▸ **Direction**
Read the lines that follow and pick out every one containing the word "color".

▸ **Stored rows**
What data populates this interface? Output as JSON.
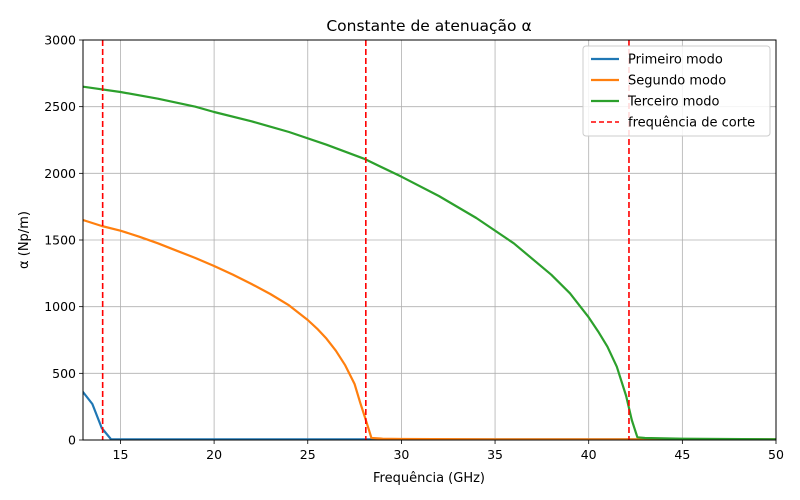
{
  "chart_data": {
    "type": "line",
    "title": "Constante de atenuação α",
    "xlabel": "Frequência (GHz)",
    "ylabel": "α (Np/m)",
    "xlim": [
      13,
      50
    ],
    "ylim": [
      0,
      3000
    ],
    "xticks": [
      15,
      20,
      25,
      30,
      35,
      40,
      45,
      50
    ],
    "yticks": [
      0,
      500,
      1000,
      1500,
      2000,
      2500,
      3000
    ],
    "grid": true,
    "legend_position": "top-right",
    "series": [
      {
        "name": "Primeiro modo",
        "color": "#1f77b4",
        "x": [
          13,
          13.5,
          14.0,
          14.5,
          15,
          20,
          25,
          30,
          35,
          40,
          45,
          50
        ],
        "y": [
          360,
          270,
          90,
          5,
          5,
          5,
          5,
          5,
          5,
          5,
          5,
          5
        ]
      },
      {
        "name": "Segundo modo",
        "color": "#ff7f0e",
        "x": [
          13,
          14,
          15,
          16,
          17,
          18,
          19,
          20,
          21,
          22,
          23,
          24,
          25,
          25.5,
          26,
          26.5,
          27,
          27.5,
          27.8,
          28.1,
          28.4,
          29,
          30,
          35,
          40,
          45,
          50
        ],
        "y": [
          1650,
          1605,
          1570,
          1525,
          1475,
          1420,
          1365,
          1305,
          1240,
          1170,
          1095,
          1010,
          900,
          835,
          760,
          670,
          560,
          420,
          280,
          150,
          15,
          10,
          8,
          5,
          5,
          5,
          5
        ],
        "smooth": true
      },
      {
        "name": "Terceiro modo",
        "color": "#2ca02c",
        "x": [
          13,
          15,
          17,
          19,
          20,
          22,
          24,
          26,
          28,
          30,
          32,
          34,
          36,
          38,
          39,
          40,
          40.5,
          41,
          41.5,
          42,
          42.3,
          42.6,
          43,
          45,
          50
        ],
        "y": [
          2650,
          2610,
          2560,
          2500,
          2460,
          2390,
          2310,
          2215,
          2110,
          1975,
          1830,
          1665,
          1475,
          1240,
          1100,
          920,
          815,
          700,
          550,
          330,
          150,
          20,
          15,
          10,
          5
        ],
        "smooth": true
      }
    ],
    "vlines": {
      "name": "frequência de corte",
      "color": "#ff0000",
      "style": "dashed",
      "x": [
        14.05,
        28.1,
        42.15
      ]
    }
  }
}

▸ **Expected answer**
        "color": "#1f77b4",
        "color": "#ff7f0e",
        "color": "#2ca02c",
      "color": "#ff0000",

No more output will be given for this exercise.